=== Records to use ===

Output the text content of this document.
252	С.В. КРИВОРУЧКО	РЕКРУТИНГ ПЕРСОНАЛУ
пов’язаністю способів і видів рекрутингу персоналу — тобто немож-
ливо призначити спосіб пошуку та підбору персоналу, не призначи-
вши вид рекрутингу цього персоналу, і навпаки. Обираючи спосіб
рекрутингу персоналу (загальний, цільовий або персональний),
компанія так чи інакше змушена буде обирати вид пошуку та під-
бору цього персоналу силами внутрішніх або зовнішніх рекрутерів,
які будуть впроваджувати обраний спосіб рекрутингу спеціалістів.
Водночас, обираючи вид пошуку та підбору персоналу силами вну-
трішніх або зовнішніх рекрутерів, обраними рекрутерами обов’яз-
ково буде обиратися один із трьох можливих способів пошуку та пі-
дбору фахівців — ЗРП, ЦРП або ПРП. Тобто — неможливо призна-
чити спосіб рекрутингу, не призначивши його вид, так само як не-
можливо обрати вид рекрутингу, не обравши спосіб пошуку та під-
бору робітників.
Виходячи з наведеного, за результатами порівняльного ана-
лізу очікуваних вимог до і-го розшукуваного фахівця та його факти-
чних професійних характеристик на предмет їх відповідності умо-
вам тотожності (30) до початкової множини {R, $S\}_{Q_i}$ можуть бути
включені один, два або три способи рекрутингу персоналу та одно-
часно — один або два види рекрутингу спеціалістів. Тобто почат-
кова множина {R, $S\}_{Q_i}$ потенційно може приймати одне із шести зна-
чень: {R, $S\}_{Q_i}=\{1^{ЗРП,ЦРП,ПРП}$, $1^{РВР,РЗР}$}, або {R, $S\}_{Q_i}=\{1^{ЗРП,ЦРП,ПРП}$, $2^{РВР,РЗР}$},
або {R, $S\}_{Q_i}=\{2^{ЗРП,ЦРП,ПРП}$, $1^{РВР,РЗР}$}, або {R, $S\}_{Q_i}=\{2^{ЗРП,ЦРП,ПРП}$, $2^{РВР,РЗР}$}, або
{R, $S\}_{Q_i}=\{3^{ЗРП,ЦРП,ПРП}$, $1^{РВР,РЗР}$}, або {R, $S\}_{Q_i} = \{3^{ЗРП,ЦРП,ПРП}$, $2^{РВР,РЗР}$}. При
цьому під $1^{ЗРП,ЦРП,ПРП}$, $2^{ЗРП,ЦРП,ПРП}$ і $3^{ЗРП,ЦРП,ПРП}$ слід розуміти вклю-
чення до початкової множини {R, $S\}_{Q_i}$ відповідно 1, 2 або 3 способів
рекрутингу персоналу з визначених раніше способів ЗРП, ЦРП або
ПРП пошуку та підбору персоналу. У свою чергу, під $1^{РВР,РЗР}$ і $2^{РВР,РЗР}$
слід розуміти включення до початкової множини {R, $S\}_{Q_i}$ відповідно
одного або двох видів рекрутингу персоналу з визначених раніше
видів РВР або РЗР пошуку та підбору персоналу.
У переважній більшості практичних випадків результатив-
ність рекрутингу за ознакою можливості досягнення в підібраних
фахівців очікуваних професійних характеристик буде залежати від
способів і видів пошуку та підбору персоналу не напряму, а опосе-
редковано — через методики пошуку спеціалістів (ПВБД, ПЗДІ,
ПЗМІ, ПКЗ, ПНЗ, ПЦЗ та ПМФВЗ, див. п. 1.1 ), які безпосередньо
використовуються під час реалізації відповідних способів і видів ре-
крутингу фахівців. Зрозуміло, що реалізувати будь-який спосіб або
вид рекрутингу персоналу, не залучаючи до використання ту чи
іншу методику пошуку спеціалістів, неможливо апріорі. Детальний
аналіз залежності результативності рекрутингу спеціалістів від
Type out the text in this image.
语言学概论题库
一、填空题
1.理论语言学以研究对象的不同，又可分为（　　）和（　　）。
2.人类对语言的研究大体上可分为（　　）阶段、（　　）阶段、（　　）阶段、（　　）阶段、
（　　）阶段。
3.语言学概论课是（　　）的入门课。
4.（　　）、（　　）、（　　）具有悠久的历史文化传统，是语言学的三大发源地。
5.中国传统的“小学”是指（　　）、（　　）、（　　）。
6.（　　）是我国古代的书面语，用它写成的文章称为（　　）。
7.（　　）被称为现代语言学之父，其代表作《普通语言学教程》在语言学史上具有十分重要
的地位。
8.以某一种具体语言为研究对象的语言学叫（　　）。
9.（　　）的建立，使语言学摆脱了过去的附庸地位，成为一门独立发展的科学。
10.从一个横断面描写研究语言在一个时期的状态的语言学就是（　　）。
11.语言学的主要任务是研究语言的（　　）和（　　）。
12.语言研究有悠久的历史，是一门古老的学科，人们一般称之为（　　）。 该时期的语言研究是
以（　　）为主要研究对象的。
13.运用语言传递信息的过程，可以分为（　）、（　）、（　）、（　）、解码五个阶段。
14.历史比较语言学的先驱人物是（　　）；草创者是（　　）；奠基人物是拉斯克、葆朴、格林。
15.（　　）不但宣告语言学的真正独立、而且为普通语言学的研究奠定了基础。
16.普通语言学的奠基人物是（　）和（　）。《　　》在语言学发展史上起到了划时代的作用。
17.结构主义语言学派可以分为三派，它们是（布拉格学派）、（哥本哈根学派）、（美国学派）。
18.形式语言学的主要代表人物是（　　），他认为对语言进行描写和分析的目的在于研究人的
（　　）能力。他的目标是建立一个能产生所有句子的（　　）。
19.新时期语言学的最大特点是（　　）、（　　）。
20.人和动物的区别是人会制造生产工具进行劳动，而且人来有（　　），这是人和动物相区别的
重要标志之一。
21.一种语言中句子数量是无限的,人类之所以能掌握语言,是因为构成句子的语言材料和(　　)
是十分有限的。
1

===

■ **Work to do**: Copy out each line above, character for character.

■ **Solution to this exercise**:
Output the text content of this document.
252	С.В. КРИВОРУЧКО	РЕКРУТИНГ ПЕРСОНАЛУ
пов’язаністю способів і видів рекрутингу персоналу — тобто немож-
ливо призначити спосіб пошуку та підбору персоналу, не призначи-
вши вид рекрутингу цього персоналу, і навпаки. Обираючи спосіб
рекрутингу персоналу (загальний, цільовий або персональний),
компанія так чи інакше змушена буде обирати вид пошуку та під-
бору цього персоналу силами внутрішніх або зовнішніх рекрутерів,
які будуть впроваджувати обраний спосіб рекрутингу спеціалістів.
Водночас, обираючи вид пошуку та підбору персоналу силами вну-
трішніх або зовнішніх рекрутерів, обраними рекрутерами обов’яз-
ково буде обиратися один із трьох можливих способів пошуку та пі-
дбору фахівців — ЗРП, ЦРП або ПРП. Тобто — неможливо призна-
чити спосіб рекрутингу, не призначивши його вид, так само як не-
можливо обрати вид рекрутингу, не обравши спосіб пошуку та під-
бору робітників.
Виходячи з наведеного, за результатами порівняльного ана-
лізу очікуваних вимог до і-го розшукуваного фахівця та його факти-
чних професійних характеристик на предмет їх відповідності умо-
вам тотожності (30) до початкової множини {R, $S\}_{Q_i}$ можуть бути
включені один, два або три способи рекрутингу персоналу та одно-
часно — один або два види рекрутингу спеціалістів. Тобто почат-
кова множина {R, $S\}_{Q_i}$ потенційно може приймати одне із шести зна-
чень: {R, $S\}_{Q_i}=\{1^{ЗРП,ЦРП,ПРП}$, $1^{РВР,РЗР}$}, або {R, $S\}_{Q_i}=\{1^{ЗРП,ЦРП,ПРП}$, $2^{РВР,РЗР}$},
або {R, $S\}_{Q_i}=\{2^{ЗРП,ЦРП,ПРП}$, $1^{РВР,РЗР}$}, або {R, $S\}_{Q_i}=\{2^{ЗРП,ЦРП,ПРП}$, $2^{РВР,РЗР}$}, або
{R, $S\}_{Q_i}=\{3^{ЗРП,ЦРП,ПРП}$, $1^{РВР,РЗР}$}, або {R, $S\}_{Q_i} = \{3^{ЗРП,ЦРП,ПРП}$, $2^{РВР,РЗР}$}. При
цьому під $1^{ЗРП,ЦРП,ПРП}$, $2^{ЗРП,ЦРП,ПРП}$ і $3^{ЗРП,ЦРП,ПРП}$ слід розуміти вклю-
чення до початкової множини {R, $S\}_{Q_i}$ відповідно 1, 2 або 3 способів
рекрутингу персоналу з визначених раніше способів ЗРП, ЦРП або
ПРП пошуку та підбору персоналу. У свою чергу, під $1^{РВР,РЗР}$ і $2^{РВР,РЗР}$
слід розуміти включення до початкової множини {R, $S\}_{Q_i}$ відповідно
одного або двох видів рекрутингу персоналу з визначених раніше
видів РВР або РЗР пошуку та підбору персоналу.
У переважній більшості практичних випадків результатив-
ність рекрутингу за ознакою можливості досягнення в підібраних
фахівців очікуваних професійних характеристик буде залежати від
способів і видів пошуку та підбору персоналу не напряму, а опосе-
редковано — через методики пошуку спеціалістів (ПВБД, ПЗДІ,
ПЗМІ, ПКЗ, ПНЗ, ПЦЗ та ПМФВЗ, див. п. 1.1 ), які безпосередньо
використовуються під час реалізації відповідних способів і видів ре-
крутингу фахівців. Зрозуміло, що реалізувати будь-який спосіб або
вид рекрутингу персоналу, не залучаючи до використання ту чи
іншу методику пошуку спеціалістів, неможливо апріорі. Детальний
аналіз залежності результативності рекрутингу спеціалістів від
Type out the text in this image.
语言学概论题库
一、填空题
1.理论语言学以研究对象的不同，又可分为（　　）和（　　）。
2.人类对语言的研究大体上可分为（　　）阶段、（　　）阶段、（　　）阶段、（　　）阶段、
（　　）阶段。
3.语言学概论课是（　　）的入门课。
4.（　　）、（　　）、（　　）具有悠久的历史文化传统，是语言学的三大发源地。
5.中国传统的“小学”是指（　　）、（　　）、（　　）。
6.（　　）是我国古代的书面语，用它写成的文章称为（　　）。
7.（　　）被称为现代语言学之父，其代表作《普通语言学教程》在语言学史上具有十分重要
的地位。
8.以某一种具体语言为研究对象的语言学叫（　　）。
9.（　　）的建立，使语言学摆脱了过去的附庸地位，成为一门独立发展的科学。
10.从一个横断面描写研究语言在一个时期的状态的语言学就是（　　）。
11.语言学的主要任务是研究语言的（　　）和（　　）。
12.语言研究有悠久的历史，是一门古老的学科，人们一般称之为（　　）。 该时期的语言研究是
以（　　）为主要研究对象的。
13.运用语言传递信息的过程，可以分为（　）、（　）、（　）、（　）、解码五个阶段。
14.历史比较语言学的先驱人物是（　　）；草创者是（　　）；奠基人物是拉斯克、葆朴、格林。
15.（　　）不但宣告语言学的真正独立、而且为普通语言学的研究奠定了基础。
16.普通语言学的奠基人物是（　）和（　）。《　　》在语言学发展史上起到了划时代的作用。
17.结构主义语言学派可以分为三派，它们是（布拉格学派）、（哥本哈根学派）、（美国学派）。
18.形式语言学的主要代表人物是（　　），他认为对语言进行描写和分析的目的在于研究人的
（　　）能力。他的目标是建立一个能产生所有句子的（　　）。
19.新时期语言学的最大特点是（　　）、（　　）。
20.人和动物的区别是人会制造生产工具进行劳动，而且人来有（　　），这是人和动物相区别的
重要标志之一。
21.一种语言中句子数量是无限的,人类之所以能掌握语言,是因为构成句子的语言材料和(　　)
是十分有限的。
1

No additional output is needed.